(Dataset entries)
%%
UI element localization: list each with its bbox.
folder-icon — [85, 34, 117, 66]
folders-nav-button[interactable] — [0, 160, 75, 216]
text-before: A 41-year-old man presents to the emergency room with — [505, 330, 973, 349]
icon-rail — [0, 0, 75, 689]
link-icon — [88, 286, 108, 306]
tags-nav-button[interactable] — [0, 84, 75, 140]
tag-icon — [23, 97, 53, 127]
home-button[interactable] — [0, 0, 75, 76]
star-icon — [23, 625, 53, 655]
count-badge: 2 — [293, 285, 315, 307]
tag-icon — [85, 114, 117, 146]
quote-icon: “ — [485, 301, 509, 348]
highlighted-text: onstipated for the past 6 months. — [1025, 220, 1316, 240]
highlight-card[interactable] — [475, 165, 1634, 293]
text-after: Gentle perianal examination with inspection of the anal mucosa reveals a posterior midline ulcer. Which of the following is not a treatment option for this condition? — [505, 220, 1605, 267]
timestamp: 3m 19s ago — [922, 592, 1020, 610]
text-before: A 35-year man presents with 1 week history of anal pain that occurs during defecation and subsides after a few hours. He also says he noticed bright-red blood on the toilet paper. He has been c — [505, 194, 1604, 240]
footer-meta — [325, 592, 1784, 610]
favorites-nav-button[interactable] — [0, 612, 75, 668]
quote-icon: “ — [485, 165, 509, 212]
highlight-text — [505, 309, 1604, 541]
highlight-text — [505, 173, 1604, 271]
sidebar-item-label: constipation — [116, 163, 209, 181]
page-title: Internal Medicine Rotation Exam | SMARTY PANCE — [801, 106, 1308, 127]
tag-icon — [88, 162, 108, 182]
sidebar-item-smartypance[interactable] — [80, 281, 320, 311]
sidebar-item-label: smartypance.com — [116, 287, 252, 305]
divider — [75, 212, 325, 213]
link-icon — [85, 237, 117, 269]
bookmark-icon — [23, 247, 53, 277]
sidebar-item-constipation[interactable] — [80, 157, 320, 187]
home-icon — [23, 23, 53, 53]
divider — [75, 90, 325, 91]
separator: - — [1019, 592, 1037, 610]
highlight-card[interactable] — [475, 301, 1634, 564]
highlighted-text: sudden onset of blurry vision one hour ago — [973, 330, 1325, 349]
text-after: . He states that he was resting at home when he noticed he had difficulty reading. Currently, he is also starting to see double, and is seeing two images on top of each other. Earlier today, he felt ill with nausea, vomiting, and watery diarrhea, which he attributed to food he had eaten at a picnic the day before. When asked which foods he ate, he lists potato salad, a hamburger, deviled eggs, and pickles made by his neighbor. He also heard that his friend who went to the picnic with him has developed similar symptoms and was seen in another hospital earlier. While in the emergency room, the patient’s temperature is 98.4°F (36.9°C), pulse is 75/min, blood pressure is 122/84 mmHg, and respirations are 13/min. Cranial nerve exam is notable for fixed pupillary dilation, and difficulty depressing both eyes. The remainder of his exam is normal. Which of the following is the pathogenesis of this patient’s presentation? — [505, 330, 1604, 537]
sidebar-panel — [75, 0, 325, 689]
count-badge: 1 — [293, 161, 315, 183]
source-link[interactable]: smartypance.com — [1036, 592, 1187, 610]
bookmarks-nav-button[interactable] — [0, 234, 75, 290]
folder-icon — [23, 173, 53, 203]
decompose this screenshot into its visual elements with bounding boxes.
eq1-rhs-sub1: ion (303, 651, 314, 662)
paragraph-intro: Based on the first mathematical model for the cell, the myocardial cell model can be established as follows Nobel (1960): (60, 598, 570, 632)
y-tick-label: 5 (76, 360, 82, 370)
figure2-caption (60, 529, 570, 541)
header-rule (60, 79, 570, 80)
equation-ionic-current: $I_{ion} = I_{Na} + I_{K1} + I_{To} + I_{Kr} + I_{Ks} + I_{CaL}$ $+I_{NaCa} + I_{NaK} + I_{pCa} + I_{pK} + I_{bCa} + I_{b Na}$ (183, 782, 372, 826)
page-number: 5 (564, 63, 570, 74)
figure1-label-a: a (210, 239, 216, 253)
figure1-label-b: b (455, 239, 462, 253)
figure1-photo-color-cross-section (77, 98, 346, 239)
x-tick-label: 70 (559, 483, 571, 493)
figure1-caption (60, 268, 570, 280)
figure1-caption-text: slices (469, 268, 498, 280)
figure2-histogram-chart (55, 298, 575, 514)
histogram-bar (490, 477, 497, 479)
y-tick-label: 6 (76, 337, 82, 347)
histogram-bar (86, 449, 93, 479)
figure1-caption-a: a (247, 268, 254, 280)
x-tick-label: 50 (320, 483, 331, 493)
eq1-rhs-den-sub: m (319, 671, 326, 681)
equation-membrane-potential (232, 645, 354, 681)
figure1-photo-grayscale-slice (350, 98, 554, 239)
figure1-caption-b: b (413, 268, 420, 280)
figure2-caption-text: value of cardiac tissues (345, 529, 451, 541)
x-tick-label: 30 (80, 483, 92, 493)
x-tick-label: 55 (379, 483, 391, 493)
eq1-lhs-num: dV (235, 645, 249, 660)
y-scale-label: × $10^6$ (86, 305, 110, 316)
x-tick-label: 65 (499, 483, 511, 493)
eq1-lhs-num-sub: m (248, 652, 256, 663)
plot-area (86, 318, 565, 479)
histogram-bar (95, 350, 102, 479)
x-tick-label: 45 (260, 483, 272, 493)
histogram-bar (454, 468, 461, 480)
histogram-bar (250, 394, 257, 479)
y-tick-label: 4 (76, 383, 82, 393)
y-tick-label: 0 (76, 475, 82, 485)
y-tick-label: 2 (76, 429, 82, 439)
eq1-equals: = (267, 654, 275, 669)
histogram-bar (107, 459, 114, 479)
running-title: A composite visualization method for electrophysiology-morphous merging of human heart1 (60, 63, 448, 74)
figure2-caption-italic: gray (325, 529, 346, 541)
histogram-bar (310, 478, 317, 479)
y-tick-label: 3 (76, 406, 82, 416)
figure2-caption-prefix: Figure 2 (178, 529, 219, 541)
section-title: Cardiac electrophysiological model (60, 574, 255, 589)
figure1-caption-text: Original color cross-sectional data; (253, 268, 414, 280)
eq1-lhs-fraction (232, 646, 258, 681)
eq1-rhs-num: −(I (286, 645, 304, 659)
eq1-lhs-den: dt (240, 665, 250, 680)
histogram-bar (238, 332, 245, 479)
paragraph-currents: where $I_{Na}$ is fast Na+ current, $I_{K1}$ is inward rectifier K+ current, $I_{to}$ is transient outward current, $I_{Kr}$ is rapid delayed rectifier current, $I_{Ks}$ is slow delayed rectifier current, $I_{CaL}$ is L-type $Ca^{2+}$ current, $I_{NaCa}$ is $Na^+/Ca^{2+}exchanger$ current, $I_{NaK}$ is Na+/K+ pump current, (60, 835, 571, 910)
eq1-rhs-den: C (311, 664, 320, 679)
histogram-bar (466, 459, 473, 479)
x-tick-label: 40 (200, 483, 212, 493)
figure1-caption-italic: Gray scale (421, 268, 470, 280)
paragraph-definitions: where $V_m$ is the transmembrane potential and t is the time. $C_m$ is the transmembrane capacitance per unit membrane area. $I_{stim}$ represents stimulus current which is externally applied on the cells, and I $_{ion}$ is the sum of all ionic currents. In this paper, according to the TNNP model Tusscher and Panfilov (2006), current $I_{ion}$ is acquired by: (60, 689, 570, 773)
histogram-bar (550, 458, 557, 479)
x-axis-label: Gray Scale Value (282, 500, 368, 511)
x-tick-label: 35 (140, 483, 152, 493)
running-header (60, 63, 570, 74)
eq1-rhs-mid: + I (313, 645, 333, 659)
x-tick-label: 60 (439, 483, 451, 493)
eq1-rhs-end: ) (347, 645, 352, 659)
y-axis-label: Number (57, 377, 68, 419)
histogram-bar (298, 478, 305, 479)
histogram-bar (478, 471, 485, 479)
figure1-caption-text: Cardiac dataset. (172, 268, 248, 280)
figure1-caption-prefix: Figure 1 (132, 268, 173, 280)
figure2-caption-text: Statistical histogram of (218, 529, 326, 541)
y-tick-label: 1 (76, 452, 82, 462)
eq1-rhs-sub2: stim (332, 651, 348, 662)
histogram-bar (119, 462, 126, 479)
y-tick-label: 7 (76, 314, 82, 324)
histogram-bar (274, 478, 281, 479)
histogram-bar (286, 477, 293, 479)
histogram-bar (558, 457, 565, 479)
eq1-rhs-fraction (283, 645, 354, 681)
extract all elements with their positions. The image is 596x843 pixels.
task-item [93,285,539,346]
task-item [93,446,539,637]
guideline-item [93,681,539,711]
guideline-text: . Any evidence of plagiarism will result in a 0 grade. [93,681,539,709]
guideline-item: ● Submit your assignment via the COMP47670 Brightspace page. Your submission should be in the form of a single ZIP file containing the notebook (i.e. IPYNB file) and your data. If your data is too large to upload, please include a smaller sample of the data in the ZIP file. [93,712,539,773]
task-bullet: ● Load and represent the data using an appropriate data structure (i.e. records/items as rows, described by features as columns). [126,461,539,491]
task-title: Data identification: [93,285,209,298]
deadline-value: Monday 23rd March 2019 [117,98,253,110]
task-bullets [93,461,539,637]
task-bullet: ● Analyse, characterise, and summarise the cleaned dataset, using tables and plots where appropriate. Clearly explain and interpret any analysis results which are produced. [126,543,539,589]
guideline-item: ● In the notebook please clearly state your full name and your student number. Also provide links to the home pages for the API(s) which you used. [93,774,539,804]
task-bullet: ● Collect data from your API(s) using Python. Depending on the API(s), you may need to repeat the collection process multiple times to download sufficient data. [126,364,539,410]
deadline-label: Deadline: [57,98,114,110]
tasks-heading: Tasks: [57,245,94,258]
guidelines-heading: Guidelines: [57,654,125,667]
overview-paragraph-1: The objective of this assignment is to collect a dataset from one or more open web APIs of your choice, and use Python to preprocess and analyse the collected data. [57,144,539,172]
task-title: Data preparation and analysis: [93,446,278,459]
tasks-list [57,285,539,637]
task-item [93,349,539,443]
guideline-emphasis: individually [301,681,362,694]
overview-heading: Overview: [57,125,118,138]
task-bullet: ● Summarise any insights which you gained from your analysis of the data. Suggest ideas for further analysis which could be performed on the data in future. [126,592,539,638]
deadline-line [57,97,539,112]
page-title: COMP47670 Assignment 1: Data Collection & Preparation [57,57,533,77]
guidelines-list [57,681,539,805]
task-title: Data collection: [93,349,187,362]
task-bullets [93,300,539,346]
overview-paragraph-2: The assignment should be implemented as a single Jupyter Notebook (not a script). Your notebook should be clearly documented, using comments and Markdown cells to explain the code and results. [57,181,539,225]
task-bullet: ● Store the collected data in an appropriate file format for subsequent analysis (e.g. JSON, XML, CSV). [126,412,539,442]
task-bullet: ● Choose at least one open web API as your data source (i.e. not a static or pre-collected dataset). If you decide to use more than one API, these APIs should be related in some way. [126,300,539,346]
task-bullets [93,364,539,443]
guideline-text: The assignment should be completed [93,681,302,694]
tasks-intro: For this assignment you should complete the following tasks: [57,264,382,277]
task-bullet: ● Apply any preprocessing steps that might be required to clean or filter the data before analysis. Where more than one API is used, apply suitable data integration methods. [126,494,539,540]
%%
* Exercise goal *
Find and copy each line above that includes the string "should".

* Answer section *
guideline-item: ● Submit your assignment via the COMP47670 Brightspace page. Your submission should be in the form of a single ZIP file containing the notebook (i.e. IPYNB file) and your data. If your data is too large to upload, please include a smaller sample of the data in the ZIP file. [93,712,539,773]
overview-paragraph-2: The assignment should be implemented as a single Jupyter Notebook (not a script). Your notebook should be clearly documented, using comments and Markdown cells to explain the code and results. [57,181,539,225]
task-bullet: ● Choose at least one open web API as your data source (i.e. not a static or pre-collected dataset). If you decide to use more than one API, these APIs should be related in some way. [126,300,539,346]
guideline-text: The assignment should be completed [93,681,302,694]
tasks-intro: For this assignment you should complete the following tasks: [57,264,382,277]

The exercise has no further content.